**Goal of the exercise:**
Copy out each line of the data holding "Physique".
** BEGIN Material provided **
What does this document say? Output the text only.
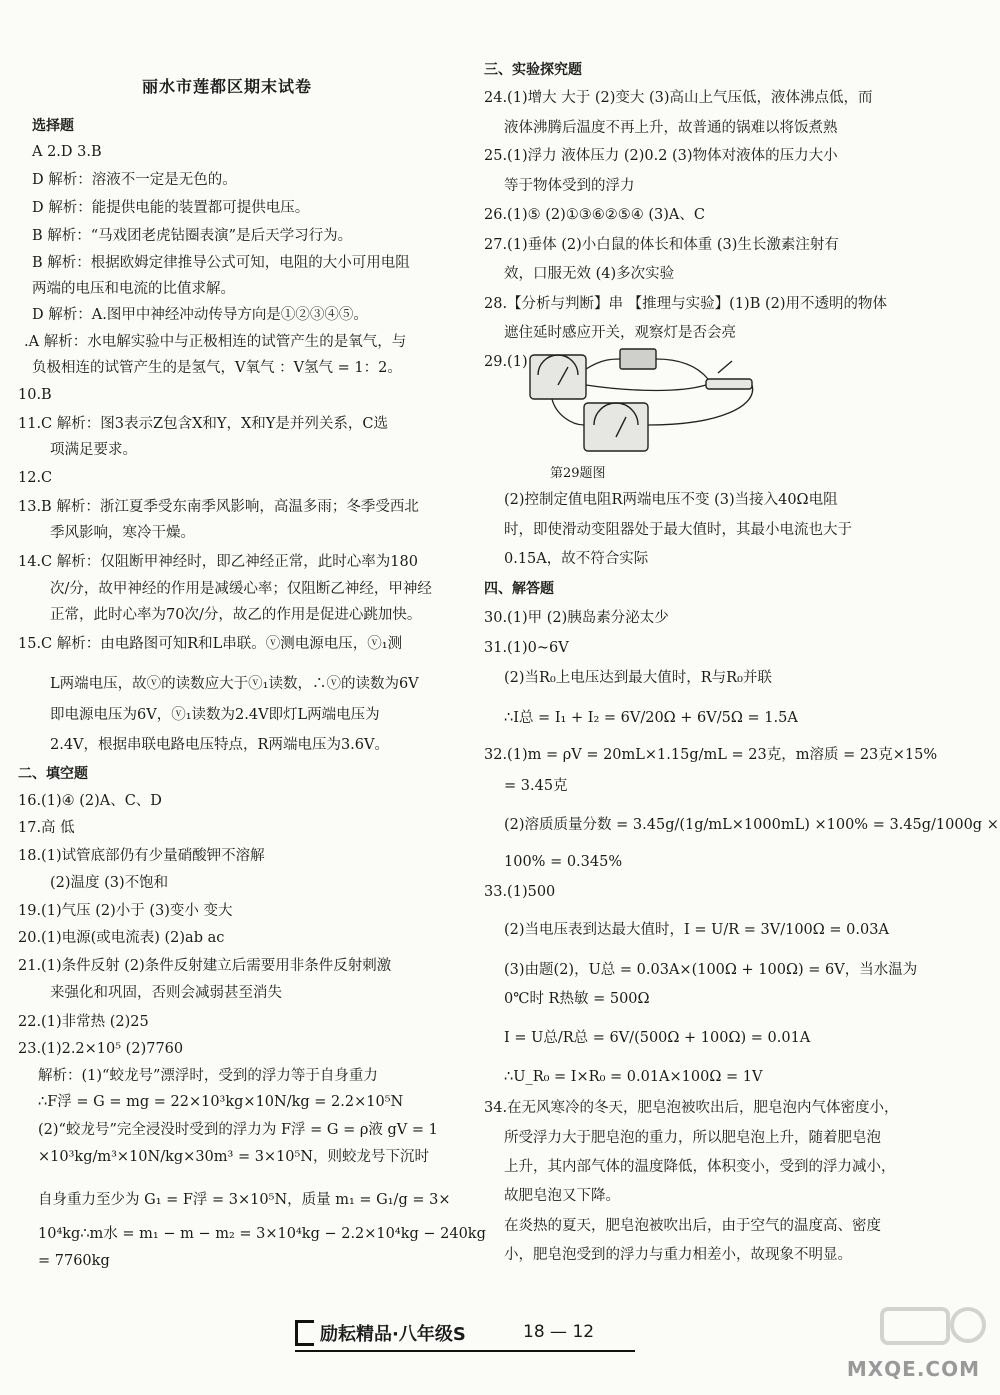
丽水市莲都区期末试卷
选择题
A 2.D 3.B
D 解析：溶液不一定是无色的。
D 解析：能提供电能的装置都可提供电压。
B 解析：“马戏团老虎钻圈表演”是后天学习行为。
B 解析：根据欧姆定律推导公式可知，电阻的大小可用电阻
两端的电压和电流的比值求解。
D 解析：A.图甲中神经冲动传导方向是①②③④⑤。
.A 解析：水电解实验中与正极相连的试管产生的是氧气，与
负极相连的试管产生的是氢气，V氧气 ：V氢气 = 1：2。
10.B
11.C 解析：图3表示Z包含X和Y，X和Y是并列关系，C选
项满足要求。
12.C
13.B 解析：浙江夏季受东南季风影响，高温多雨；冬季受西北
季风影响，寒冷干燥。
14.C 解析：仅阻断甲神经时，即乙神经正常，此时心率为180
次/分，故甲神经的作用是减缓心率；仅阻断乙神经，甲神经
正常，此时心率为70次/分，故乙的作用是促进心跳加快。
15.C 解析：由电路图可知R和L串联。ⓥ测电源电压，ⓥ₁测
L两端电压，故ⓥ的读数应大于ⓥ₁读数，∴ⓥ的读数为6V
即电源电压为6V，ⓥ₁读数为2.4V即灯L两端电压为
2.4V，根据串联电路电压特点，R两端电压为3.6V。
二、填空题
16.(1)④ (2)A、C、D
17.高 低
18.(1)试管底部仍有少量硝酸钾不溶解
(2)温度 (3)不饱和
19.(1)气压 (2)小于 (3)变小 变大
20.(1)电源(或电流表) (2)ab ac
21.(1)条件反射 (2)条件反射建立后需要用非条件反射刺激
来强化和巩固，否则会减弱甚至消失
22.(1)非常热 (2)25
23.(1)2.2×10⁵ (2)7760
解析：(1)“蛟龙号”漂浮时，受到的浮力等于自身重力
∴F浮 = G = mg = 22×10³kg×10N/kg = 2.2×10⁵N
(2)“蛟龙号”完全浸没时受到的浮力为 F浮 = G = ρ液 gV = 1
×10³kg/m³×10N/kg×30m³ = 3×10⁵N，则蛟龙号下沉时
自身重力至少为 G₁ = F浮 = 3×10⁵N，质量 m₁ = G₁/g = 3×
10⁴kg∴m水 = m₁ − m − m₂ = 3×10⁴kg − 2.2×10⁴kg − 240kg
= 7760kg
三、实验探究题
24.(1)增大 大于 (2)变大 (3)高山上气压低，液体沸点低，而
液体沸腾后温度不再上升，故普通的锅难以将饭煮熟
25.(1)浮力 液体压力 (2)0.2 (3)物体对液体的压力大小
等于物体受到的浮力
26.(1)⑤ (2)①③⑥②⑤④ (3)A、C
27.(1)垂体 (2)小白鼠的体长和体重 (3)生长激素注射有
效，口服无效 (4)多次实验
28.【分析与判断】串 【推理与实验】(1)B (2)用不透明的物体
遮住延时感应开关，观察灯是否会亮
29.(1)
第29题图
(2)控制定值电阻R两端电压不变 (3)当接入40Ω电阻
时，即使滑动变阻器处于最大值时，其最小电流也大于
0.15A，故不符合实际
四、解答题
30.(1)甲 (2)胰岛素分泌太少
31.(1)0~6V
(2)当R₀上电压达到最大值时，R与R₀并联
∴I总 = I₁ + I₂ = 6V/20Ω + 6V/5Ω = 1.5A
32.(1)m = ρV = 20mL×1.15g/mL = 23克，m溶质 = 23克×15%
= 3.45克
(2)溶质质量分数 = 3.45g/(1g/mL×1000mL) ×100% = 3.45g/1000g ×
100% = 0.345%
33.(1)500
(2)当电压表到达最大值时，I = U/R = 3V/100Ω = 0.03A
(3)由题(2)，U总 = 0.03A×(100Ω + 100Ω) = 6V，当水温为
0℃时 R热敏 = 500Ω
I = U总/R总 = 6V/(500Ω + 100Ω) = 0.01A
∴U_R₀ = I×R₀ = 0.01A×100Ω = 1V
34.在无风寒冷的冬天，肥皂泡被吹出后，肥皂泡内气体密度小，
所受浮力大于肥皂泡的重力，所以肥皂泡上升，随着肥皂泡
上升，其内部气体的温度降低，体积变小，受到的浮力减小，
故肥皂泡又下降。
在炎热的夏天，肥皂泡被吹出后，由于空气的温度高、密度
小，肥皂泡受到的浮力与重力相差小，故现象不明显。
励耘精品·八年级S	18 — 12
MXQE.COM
** END Material provided **
** BEGIN Material provided **
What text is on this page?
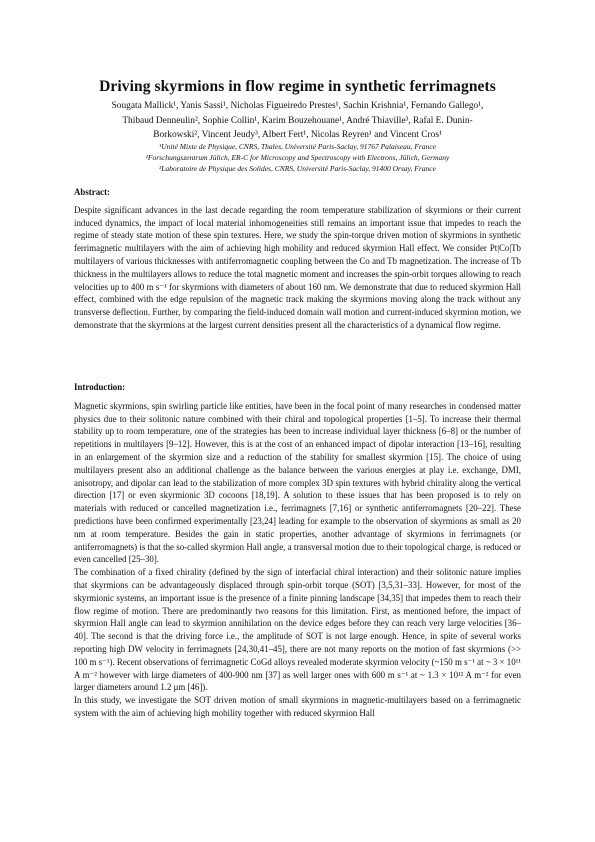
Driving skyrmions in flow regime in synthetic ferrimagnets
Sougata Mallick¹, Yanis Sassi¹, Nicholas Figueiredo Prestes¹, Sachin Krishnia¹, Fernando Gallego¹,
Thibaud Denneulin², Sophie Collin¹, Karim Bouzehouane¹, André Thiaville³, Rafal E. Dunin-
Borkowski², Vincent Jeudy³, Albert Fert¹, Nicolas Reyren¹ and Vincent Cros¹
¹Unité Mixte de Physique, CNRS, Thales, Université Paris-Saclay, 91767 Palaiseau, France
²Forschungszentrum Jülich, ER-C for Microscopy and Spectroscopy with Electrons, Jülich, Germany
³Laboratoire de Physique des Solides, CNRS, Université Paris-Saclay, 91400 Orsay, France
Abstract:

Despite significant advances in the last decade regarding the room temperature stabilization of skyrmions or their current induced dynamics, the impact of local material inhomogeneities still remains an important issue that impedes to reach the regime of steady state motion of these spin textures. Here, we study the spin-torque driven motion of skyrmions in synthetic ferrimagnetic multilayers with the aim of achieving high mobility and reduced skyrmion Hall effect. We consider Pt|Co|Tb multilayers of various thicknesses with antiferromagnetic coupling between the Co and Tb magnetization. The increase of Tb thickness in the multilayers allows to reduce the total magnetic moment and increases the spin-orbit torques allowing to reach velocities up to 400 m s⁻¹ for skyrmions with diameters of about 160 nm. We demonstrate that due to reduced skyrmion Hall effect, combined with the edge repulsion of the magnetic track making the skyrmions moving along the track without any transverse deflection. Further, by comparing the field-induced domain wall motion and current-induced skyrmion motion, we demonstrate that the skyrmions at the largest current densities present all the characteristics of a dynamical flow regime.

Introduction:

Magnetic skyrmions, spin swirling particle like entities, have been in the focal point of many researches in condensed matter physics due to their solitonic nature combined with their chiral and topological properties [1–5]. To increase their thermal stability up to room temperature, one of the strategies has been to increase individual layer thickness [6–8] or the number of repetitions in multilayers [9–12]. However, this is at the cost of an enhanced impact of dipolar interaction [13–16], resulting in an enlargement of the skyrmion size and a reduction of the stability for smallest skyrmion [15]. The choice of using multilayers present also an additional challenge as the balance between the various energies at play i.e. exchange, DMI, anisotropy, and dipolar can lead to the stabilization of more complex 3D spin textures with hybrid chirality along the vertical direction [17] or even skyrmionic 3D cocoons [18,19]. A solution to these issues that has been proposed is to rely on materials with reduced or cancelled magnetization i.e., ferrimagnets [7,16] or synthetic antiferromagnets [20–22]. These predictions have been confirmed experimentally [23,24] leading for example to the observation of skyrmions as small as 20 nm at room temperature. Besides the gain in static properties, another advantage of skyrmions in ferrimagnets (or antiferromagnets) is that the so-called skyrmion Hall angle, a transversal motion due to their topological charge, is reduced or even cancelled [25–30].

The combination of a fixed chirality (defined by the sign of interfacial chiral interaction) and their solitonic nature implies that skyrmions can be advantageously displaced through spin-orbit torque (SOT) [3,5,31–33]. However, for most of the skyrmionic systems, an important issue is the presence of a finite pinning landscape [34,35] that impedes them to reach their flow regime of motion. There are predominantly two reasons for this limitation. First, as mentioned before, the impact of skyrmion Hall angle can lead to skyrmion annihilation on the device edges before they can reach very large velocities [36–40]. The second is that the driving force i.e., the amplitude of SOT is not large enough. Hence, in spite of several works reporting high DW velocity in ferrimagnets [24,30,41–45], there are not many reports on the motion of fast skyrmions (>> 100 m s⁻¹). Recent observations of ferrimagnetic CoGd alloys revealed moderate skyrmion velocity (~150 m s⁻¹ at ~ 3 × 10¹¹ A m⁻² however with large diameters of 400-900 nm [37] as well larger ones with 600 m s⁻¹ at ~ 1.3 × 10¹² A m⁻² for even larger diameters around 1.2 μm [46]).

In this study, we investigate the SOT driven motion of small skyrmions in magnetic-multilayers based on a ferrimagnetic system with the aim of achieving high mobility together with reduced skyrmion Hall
** END Material provided **
** BEGIN Material provided **
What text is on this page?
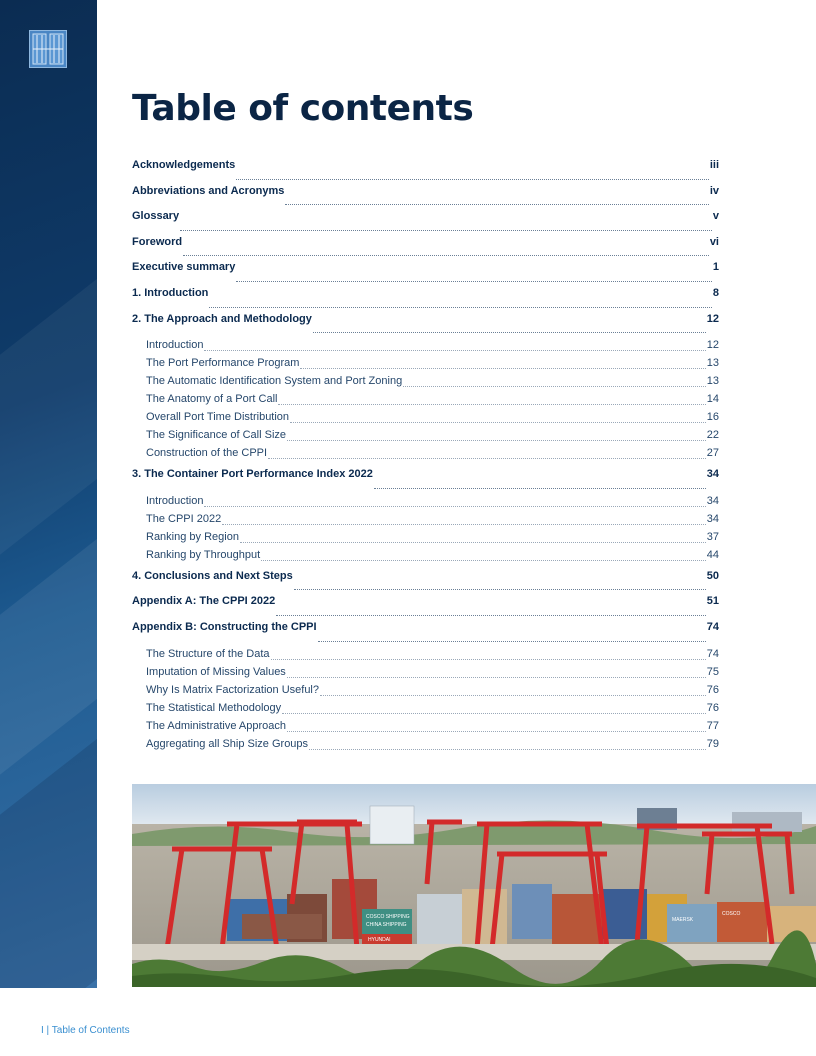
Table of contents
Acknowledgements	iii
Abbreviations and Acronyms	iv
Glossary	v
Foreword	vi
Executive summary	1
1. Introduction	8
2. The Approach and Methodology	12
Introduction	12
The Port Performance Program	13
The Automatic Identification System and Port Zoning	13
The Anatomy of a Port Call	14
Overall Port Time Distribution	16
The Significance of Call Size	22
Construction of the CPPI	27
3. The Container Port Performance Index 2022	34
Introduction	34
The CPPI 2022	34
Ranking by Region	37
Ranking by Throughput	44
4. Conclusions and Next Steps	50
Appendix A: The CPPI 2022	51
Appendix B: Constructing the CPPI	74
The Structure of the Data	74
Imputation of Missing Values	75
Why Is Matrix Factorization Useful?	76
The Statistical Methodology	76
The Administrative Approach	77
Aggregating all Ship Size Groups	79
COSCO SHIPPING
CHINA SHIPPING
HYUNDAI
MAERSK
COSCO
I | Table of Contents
** END Material provided **
**Reply to the task:**
¹Unité Mixte de Physique, CNRS, Thales, Université Paris-Saclay, 91767 Palaiseau, France
³Laboratoire de Physique des Solides, CNRS, Université Paris-Saclay, 91400 Orsay, France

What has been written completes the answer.